Show all lines from the listing below that contain "this".

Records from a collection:

- - -

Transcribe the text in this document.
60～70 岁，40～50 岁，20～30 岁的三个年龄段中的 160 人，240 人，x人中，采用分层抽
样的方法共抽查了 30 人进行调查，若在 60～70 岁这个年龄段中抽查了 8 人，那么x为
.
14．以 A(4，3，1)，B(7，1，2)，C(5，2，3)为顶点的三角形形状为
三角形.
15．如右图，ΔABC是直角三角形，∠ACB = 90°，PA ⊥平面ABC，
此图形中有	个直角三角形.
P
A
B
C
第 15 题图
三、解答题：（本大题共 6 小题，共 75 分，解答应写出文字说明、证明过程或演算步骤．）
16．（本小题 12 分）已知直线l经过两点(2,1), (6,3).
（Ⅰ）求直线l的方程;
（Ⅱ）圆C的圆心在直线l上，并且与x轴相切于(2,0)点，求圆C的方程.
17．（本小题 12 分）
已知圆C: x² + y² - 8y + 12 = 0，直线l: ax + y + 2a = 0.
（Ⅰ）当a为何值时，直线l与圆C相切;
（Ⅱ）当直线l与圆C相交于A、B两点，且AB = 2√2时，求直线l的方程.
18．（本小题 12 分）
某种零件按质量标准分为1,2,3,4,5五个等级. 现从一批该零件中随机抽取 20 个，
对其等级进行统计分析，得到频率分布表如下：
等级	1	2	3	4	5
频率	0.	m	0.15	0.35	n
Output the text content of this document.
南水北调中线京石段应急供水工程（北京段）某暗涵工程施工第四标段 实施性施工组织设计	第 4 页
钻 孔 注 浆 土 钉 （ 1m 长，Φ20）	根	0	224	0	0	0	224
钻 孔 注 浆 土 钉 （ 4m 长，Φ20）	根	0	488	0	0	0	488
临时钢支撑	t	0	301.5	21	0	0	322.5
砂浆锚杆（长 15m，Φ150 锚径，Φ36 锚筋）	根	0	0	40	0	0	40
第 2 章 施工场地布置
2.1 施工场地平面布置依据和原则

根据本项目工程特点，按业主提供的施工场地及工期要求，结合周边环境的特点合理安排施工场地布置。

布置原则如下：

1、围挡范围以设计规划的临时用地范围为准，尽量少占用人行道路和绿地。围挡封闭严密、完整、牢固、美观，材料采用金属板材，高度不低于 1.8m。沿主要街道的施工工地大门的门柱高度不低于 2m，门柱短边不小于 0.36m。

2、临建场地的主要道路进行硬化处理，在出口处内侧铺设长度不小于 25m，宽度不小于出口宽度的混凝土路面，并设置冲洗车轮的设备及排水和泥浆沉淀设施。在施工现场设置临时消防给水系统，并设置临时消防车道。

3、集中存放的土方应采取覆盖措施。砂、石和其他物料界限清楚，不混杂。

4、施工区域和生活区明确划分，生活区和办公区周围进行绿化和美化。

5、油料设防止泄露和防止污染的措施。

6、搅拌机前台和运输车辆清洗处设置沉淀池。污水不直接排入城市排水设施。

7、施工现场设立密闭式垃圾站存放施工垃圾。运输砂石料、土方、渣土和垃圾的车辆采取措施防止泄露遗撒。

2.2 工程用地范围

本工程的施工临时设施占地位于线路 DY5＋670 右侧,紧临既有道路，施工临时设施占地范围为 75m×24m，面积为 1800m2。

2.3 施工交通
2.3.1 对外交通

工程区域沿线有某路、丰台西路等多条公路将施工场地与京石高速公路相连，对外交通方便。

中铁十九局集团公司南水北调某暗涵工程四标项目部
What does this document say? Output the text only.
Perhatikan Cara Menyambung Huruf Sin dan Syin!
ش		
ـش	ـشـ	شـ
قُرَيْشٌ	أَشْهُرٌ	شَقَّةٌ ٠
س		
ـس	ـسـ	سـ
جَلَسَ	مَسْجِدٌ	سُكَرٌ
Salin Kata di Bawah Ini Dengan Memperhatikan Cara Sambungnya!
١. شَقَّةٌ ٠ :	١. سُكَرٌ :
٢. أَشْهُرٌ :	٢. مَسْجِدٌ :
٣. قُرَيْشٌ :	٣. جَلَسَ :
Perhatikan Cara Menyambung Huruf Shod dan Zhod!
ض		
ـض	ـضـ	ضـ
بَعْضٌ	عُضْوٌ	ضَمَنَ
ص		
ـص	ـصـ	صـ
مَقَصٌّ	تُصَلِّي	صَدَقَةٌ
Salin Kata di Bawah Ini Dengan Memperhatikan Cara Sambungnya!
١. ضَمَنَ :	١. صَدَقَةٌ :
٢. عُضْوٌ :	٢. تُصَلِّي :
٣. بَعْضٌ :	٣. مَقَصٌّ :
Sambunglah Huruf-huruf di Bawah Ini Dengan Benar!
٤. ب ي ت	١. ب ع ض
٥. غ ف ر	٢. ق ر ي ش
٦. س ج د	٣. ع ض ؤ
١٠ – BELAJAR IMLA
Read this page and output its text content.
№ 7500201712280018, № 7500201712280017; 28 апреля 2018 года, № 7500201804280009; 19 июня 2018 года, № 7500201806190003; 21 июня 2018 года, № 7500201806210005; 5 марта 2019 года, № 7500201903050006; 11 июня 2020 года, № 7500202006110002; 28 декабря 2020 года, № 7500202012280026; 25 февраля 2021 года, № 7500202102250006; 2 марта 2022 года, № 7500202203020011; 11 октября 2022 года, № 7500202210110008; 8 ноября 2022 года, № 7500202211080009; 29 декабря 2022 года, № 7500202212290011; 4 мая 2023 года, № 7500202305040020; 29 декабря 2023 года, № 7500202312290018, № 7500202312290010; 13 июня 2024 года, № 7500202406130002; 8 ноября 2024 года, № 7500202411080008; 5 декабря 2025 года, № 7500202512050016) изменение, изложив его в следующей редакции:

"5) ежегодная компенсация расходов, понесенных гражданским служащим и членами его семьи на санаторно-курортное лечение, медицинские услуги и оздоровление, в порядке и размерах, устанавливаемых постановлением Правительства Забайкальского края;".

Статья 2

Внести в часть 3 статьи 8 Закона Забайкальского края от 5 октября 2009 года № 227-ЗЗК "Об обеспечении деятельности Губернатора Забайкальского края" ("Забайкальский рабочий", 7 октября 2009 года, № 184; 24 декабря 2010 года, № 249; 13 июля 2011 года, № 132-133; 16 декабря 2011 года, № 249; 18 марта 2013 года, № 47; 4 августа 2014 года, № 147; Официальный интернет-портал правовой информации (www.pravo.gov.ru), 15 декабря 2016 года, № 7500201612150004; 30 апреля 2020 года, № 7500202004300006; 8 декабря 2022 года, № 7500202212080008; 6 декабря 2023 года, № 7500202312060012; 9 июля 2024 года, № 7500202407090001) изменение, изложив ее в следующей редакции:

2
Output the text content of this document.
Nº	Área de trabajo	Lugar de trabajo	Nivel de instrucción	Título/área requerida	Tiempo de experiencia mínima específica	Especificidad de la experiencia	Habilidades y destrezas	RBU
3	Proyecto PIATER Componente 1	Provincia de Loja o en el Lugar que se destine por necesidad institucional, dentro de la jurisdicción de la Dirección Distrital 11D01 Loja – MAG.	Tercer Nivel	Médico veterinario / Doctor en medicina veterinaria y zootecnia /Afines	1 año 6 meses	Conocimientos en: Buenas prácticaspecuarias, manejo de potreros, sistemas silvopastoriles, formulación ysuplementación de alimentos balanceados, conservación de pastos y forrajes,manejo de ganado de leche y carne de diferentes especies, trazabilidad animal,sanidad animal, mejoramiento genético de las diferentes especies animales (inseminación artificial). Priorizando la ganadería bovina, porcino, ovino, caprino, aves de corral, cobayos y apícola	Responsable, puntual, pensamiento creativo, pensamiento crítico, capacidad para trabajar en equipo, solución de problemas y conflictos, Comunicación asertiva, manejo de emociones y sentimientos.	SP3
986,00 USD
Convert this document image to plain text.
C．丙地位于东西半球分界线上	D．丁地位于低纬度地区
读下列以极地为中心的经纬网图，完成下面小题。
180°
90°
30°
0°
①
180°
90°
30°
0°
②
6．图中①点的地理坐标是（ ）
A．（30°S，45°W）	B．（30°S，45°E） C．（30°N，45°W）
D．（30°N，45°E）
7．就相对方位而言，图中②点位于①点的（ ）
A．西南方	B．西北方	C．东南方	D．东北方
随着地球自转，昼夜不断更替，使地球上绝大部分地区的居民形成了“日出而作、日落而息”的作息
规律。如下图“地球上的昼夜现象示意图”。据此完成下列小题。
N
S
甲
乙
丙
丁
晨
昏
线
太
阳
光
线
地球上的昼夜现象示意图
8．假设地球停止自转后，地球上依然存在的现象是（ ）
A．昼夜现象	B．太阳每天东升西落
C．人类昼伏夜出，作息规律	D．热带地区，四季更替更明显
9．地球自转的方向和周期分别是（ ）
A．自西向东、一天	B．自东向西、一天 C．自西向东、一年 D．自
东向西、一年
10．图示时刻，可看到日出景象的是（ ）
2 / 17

- - -

** Full output **
Transcribe the text in this document.
Output the text content of this document.
What does this document say? Output the text only.
Read this page and output its text content.
Output the text content of this document.
Convert this document image to plain text.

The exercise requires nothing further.